WHAT THE TASK REQUIRES:
Answer these questions from the text below about BT's dividend suspension.
1. By what percentage did Orange reduce its dividend?
2. Until what year will BT suspend its dividend?
3. Over what period does Jansen expect the full impact of Covid-19 to become clearer?

SELECTED PASSAGE:
The operator said it would use the funds to accelerate fibre-to-the-premises (FTTP) deployment, as well as 5G

Last month, Orange became the first major operator to cut its dividend, reducing by 30% in the wake of coronavirus-related losses.

Now, BT has announced that it will go one step further, scrapping both the last £1 billion dividend of 2019, as well as those of the coming financial year, projected to be worth around £1.5 billion. 

“In order to deal with the potential consequences of Covid-19, allow us to invest in FTTP [full-fibre broadband] and 5G, we have taken the difficult decision to suspend the dividend until 2022 and rebase thereafter,” said Philip Jansen, chief executive of BT..

The pandemic itself appears to be the primary factor for the suspension, with BT’s finances taking a hit due to the lack of revenue from sports customers and less activity overall. 

“Of course, Covid-19 is affecting our business,” said  Jansen. “But the full impact will only become clearer as the economic consequences unfold over the next 12 months.”

INFORMATION:
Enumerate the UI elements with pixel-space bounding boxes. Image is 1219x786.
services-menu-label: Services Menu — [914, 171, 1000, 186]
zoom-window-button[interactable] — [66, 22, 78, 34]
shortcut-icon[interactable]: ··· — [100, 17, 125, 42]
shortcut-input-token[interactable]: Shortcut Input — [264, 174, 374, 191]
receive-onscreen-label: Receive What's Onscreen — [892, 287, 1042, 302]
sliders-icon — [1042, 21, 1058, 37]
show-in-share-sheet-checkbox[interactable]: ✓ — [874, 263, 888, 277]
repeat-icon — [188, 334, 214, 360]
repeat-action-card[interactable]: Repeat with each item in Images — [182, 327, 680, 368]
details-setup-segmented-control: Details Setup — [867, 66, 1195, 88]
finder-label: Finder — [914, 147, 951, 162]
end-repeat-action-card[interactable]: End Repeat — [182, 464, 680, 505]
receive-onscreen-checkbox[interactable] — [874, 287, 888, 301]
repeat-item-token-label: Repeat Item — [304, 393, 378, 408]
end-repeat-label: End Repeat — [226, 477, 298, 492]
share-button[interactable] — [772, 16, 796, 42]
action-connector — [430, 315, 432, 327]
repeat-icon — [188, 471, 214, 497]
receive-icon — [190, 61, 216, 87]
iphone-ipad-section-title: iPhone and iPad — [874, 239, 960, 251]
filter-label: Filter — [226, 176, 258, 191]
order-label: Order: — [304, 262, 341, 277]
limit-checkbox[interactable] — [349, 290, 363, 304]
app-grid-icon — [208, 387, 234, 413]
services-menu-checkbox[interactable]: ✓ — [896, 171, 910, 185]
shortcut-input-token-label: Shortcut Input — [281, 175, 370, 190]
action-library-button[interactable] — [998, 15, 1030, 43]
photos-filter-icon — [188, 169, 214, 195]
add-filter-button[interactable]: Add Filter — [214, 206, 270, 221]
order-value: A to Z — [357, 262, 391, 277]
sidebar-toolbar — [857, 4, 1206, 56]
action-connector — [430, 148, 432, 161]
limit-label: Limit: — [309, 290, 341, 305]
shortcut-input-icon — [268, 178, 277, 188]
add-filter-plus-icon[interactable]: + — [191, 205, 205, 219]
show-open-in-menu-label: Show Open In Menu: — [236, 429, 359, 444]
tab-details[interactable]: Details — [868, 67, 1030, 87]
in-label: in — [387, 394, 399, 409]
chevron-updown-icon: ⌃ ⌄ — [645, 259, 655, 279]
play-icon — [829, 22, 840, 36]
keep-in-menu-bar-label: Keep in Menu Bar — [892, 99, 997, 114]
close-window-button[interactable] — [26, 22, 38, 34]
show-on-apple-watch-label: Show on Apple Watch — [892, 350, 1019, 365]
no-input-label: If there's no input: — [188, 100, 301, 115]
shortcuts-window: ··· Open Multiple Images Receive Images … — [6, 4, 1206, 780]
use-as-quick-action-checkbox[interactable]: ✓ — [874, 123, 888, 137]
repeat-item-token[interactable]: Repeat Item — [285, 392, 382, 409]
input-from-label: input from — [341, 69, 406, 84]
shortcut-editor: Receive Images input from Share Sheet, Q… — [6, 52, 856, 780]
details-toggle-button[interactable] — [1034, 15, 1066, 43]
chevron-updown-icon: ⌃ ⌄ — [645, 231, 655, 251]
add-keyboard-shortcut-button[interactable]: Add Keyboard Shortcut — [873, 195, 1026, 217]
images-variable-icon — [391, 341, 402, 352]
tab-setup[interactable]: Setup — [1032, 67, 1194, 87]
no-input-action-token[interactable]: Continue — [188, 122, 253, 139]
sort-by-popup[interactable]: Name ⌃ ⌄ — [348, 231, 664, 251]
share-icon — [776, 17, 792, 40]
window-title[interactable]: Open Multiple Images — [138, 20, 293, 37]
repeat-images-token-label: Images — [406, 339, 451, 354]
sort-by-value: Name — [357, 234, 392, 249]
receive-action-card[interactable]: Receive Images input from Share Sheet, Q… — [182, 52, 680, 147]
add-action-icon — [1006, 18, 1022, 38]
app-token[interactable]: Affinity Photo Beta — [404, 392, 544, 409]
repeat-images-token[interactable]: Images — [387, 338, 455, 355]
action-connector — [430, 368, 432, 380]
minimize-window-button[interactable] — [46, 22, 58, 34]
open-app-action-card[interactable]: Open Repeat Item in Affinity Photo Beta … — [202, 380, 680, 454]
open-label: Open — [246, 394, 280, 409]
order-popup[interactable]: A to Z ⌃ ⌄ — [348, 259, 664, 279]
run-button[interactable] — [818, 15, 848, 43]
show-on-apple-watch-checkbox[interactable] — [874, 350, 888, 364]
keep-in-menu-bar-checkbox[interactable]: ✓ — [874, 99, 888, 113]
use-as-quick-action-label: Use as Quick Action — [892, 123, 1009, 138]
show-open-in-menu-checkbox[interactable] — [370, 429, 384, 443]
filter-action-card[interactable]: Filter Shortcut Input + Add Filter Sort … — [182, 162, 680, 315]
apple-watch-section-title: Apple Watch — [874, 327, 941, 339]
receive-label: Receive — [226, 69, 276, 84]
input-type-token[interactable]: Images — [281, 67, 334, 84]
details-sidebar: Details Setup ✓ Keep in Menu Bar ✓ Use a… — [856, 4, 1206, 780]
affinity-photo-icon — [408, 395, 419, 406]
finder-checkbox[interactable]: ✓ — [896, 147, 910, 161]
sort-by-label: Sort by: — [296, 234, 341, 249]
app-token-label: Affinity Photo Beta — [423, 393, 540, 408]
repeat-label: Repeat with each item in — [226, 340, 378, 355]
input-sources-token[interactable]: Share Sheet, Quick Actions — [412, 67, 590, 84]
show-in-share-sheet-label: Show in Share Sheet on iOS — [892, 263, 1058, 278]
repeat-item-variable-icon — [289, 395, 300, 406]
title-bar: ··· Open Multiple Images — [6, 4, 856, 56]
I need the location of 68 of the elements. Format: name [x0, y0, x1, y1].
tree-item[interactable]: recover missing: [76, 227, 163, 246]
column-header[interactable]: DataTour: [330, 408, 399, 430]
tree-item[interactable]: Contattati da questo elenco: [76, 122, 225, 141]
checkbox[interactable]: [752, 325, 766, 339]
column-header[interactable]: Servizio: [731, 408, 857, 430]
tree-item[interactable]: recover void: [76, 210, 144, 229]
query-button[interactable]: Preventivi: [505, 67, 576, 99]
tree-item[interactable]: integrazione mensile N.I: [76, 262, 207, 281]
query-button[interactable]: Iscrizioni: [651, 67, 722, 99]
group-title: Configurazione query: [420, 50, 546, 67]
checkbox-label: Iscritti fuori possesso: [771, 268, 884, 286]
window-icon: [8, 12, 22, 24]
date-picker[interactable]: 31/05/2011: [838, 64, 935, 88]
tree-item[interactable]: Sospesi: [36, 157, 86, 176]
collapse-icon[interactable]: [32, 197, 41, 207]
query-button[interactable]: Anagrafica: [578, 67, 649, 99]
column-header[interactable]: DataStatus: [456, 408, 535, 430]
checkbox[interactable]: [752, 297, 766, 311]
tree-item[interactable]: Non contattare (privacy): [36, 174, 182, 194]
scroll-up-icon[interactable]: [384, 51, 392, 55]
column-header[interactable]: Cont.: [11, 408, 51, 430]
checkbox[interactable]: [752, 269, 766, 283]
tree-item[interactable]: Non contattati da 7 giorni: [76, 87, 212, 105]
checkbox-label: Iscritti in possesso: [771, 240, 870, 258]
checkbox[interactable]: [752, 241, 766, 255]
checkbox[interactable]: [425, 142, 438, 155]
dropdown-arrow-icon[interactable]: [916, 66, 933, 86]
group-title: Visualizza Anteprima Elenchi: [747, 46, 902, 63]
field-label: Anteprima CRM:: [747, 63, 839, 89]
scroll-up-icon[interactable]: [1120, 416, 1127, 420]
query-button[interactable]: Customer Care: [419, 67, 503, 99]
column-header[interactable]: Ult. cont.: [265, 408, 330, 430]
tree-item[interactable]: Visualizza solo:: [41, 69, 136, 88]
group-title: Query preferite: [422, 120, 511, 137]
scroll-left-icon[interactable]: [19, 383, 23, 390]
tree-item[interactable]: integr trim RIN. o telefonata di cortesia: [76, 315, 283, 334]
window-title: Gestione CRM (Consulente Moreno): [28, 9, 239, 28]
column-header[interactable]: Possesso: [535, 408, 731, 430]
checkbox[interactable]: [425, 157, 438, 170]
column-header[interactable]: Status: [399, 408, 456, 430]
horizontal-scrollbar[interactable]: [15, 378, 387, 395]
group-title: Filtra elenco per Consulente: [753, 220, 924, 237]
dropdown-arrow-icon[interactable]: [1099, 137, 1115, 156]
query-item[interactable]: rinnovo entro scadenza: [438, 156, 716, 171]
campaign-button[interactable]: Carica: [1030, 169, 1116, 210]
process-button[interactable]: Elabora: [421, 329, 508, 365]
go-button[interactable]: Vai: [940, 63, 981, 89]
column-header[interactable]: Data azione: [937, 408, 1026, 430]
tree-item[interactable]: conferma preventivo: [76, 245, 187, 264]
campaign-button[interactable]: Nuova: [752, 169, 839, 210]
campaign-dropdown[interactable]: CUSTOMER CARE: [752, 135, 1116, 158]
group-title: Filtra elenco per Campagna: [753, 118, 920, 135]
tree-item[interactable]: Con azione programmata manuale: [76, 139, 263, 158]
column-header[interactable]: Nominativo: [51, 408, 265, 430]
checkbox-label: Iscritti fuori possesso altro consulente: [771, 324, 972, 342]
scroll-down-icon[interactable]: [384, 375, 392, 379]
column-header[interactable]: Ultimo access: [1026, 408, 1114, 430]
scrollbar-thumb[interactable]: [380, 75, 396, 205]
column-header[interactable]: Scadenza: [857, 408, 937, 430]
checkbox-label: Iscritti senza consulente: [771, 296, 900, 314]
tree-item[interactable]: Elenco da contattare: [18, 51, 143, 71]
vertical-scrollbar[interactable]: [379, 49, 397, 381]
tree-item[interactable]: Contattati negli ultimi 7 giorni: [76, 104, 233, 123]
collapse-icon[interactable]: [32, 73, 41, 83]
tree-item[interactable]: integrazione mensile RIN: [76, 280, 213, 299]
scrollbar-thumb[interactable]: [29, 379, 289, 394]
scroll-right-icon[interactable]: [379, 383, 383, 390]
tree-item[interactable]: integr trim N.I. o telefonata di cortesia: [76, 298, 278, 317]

YOUR SOLUTION:
1. 30%
2. 2022
3. The next 12 months